» **AIM OF THE TASK**: For the data below, report the number of lines that contain the string "prevent" and nothing else.

- - -

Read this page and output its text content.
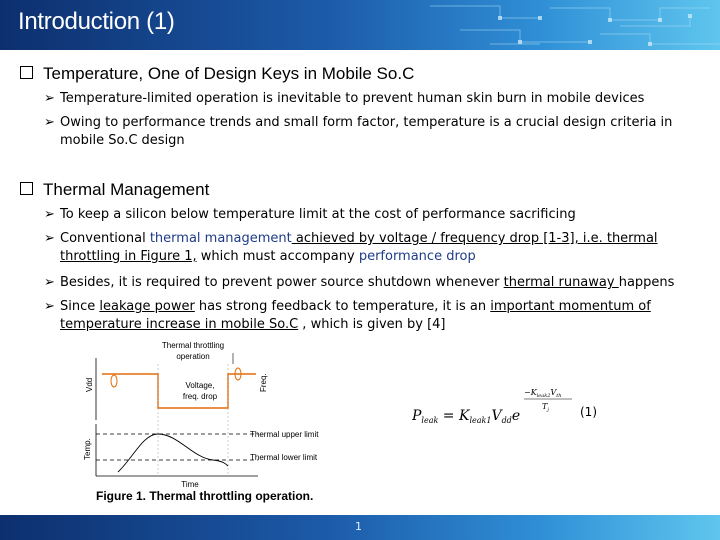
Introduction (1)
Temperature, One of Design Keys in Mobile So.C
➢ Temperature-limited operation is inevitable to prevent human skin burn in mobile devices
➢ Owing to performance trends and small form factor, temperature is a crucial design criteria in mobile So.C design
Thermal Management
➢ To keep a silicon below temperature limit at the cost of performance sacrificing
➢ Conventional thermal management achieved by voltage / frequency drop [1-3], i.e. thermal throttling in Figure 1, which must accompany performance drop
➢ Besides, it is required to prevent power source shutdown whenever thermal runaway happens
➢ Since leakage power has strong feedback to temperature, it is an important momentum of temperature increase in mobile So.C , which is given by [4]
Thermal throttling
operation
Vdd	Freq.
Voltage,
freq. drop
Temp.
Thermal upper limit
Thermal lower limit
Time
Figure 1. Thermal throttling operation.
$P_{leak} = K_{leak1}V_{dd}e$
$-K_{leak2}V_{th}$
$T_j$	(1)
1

- - -

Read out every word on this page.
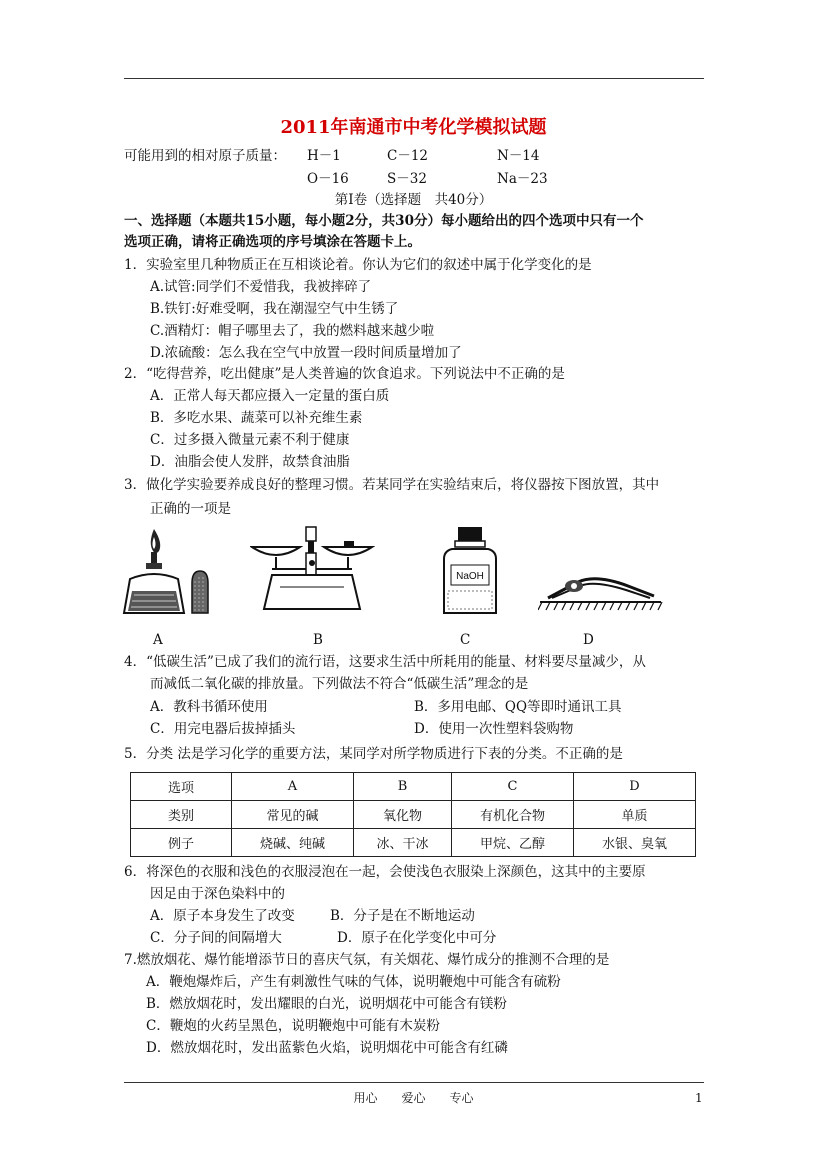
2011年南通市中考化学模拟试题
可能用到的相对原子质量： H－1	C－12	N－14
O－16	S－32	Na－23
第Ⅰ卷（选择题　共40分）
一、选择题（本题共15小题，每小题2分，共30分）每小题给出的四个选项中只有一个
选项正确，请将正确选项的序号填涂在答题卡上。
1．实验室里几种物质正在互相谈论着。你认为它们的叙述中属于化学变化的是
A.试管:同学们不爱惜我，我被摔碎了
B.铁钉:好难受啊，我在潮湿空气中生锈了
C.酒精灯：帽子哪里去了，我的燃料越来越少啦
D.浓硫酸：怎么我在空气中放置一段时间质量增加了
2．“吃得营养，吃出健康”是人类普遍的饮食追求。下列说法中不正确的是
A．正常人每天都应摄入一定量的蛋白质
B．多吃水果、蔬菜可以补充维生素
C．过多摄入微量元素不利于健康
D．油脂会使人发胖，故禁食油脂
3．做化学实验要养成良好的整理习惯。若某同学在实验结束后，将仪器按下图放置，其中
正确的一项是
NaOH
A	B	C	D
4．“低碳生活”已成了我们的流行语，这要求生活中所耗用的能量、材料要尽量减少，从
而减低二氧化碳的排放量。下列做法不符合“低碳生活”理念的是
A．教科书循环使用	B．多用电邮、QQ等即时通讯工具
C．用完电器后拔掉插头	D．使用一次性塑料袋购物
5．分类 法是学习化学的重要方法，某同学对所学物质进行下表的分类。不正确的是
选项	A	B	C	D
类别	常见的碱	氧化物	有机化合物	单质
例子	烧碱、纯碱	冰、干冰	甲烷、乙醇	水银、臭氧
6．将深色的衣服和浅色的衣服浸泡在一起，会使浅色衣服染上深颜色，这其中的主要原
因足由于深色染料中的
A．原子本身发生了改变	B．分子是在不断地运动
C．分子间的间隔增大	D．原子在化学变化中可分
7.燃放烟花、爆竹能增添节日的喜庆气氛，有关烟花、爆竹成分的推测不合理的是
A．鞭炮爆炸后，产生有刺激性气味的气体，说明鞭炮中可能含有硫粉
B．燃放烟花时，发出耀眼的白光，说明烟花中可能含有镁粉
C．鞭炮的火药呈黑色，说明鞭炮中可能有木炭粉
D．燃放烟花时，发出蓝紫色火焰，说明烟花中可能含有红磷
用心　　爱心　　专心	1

- - -

» **SOLUTION FOR THIS TASK**: 2